Aim of the task:
Transcribe the entries exactly; images are not part of the copy.

Data extract:
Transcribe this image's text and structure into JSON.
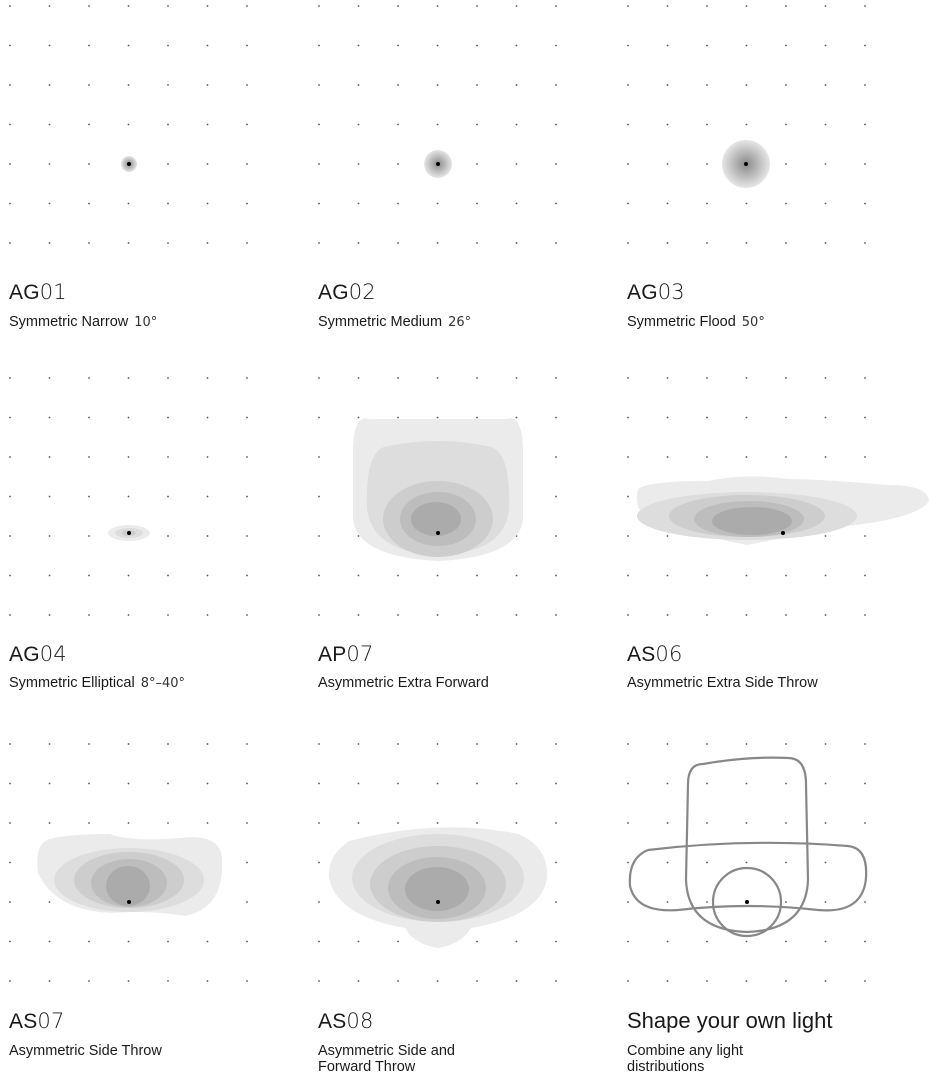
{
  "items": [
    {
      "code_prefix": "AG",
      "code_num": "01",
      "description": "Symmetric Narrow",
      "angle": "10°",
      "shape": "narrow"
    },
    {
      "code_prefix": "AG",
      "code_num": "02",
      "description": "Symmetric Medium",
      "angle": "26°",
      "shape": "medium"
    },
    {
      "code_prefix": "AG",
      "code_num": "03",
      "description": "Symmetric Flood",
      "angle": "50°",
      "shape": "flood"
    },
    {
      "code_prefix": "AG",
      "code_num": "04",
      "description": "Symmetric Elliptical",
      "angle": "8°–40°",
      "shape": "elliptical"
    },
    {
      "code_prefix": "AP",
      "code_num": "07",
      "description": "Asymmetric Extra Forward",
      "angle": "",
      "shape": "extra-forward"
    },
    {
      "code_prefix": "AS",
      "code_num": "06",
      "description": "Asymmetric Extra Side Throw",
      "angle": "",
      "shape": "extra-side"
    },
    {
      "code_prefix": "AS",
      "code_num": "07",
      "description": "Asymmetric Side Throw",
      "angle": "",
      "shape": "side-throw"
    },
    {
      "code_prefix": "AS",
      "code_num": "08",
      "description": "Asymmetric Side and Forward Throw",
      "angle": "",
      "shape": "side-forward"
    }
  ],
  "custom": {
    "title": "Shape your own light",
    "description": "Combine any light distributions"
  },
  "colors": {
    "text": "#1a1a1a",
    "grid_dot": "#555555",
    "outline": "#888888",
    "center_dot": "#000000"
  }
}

Task output:
Transcribe this image's text and structure into JSON.
{
  "items": [
    {
      "code_prefix": "AG",
      "code_num": "01",
      "description": "Symmetric Narrow",
      "angle": "10°",
      "shape": "narrow"
    },
    {
      "code_prefix": "AG",
      "code_num": "02",
      "description": "Symmetric Medium",
      "angle": "26°",
      "shape": "medium"
    },
    {
      "code_prefix": "AG",
      "code_num": "03",
      "description": "Symmetric Flood",
      "angle": "50°",
      "shape": "flood"
    },
    {
      "code_prefix": "AG",
      "code_num": "04",
      "description": "Symmetric Elliptical",
      "angle": "8°–40°",
      "shape": "elliptical"
    },
    {
      "code_prefix": "AP",
      "code_num": "07",
      "description": "Asymmetric Extra Forward",
      "angle": "",
      "shape": "extra-forward"
    },
    {
      "code_prefix": "AS",
      "code_num": "06",
      "description": "Asymmetric Extra Side Throw",
      "angle": "",
      "shape": "extra-side"
    },
    {
      "code_prefix": "AS",
      "code_num": "07",
      "description": "Asymmetric Side Throw",
      "angle": "",
      "shape": "side-throw"
    },
    {
      "code_prefix": "AS",
      "code_num": "08",
      "description": "Asymmetric Side and Forward Throw",
      "angle": "",
      "shape": "side-forward"
    }
  ],
  "custom": {
    "title": "Shape your own light",
    "description": "Combine any light distributions"
  },
  "colors": {
    "text": "#1a1a1a",
    "grid_dot": "#555555",
    "outline": "#888888",
    "center_dot": "#000000"
  }
}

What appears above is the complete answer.